WHAT THE EXERCISE ASKS
Copy all of the material word for word, except for the pictures.

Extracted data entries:

# # # # #

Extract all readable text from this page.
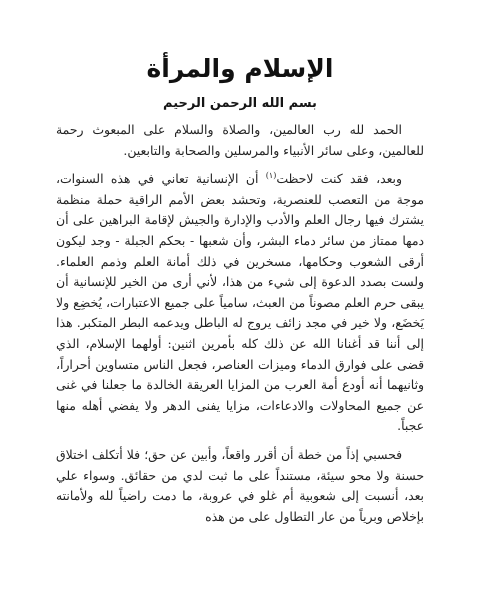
الإسلام والمرأة
بسم الله الرحمن الرحيم

الحمد لله رب العالمين، والصلاة والسلام على المبعوث رحمة للعالمين، وعلى سائر الأنبياء والمرسلين والصحابة والتابعين.

وبعد، فقد كنت لاحظت$^{(١)}$ أن الإنسانية تعاني في هذه السنوات، موجة من التعصب للعنصرية، وتحشد بعض الأمم الراقية حملة منظمة يشترك فيها رجال العلم والأدب والإدارة والجيش لإقامة البراهين على أن دمها ممتاز من سائر دماء البشر، وأن شعبها - بحكم الجبلة - وجد ليكون أرقى الشعوب وحكامها، مسخرين في ذلك أمانة العلم وذمم العلماء. ولست بصدد الدعوة إلى شيء من هذا، لأني أرى من الخير للإنسانية أن يبقى حرم العلم مصوناً من العبث، سامياً على جميع الاعتبارات، يُخضِع ولا يَخضَع، ولا خير في مجد زائف يروج له الباطل ويدعمه البطر المتكبر. هذا إلى أننا قد أغنانا الله عن ذلك كله بأمرين اثنين: أولهما الإسلام، الذي قضى على فوارق الدماء وميزات العناصر، فجعل الناس متساوين أحراراً، وثانيهما أنه أودع أمة العرب من المزايا العريقة الخالدة ما جعلنا في غنى عن جميع المحاولات والادعاءات، مزايا يفنى الدهر ولا يفضي أهله منها عجباً.

فحسبي إذاً من خطة أن أقرر واقعاً، وأبين عن حق؛ فلا أتكلف اختلاق حسنة ولا محو سيئة، مستنداً على ما ثبت لدي من حقائق. وسواء علي بعد، أنسبت إلى شعوبية أم غلو في عروبة، ما دمت راضياً لله ولأمانته بإخلاص وبرياً من عار التطاول على من هذه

# # # # #

FINISHED ANSWER
Extract all readable text from this page.
الإسلام والمرأة
بسم الله الرحمن الرحيم

الحمد لله رب العالمين، والصلاة والسلام على المبعوث رحمة للعالمين، وعلى سائر الأنبياء والمرسلين والصحابة والتابعين.

وبعد، فقد كنت لاحظت$^{(١)}$ أن الإنسانية تعاني في هذه السنوات، موجة من التعصب للعنصرية، وتحشد بعض الأمم الراقية حملة منظمة يشترك فيها رجال العلم والأدب والإدارة والجيش لإقامة البراهين على أن دمها ممتاز من سائر دماء البشر، وأن شعبها - بحكم الجبلة - وجد ليكون أرقى الشعوب وحكامها، مسخرين في ذلك أمانة العلم وذمم العلماء. ولست بصدد الدعوة إلى شيء من هذا، لأني أرى من الخير للإنسانية أن يبقى حرم العلم مصوناً من العبث، سامياً على جميع الاعتبارات، يُخضِع ولا يَخضَع، ولا خير في مجد زائف يروج له الباطل ويدعمه البطر المتكبر. هذا إلى أننا قد أغنانا الله عن ذلك كله بأمرين اثنين: أولهما الإسلام، الذي قضى على فوارق الدماء وميزات العناصر، فجعل الناس متساوين أحراراً، وثانيهما أنه أودع أمة العرب من المزايا العريقة الخالدة ما جعلنا في غنى عن جميع المحاولات والادعاءات، مزايا يفنى الدهر ولا يفضي أهله منها عجباً.

فحسبي إذاً من خطة أن أقرر واقعاً، وأبين عن حق؛ فلا أتكلف اختلاق حسنة ولا محو سيئة، مستنداً على ما ثبت لدي من حقائق. وسواء علي بعد، أنسبت إلى شعوبية أم غلو في عروبة، ما دمت راضياً لله ولأمانته بإخلاص وبرياً من عار التطاول على من هذه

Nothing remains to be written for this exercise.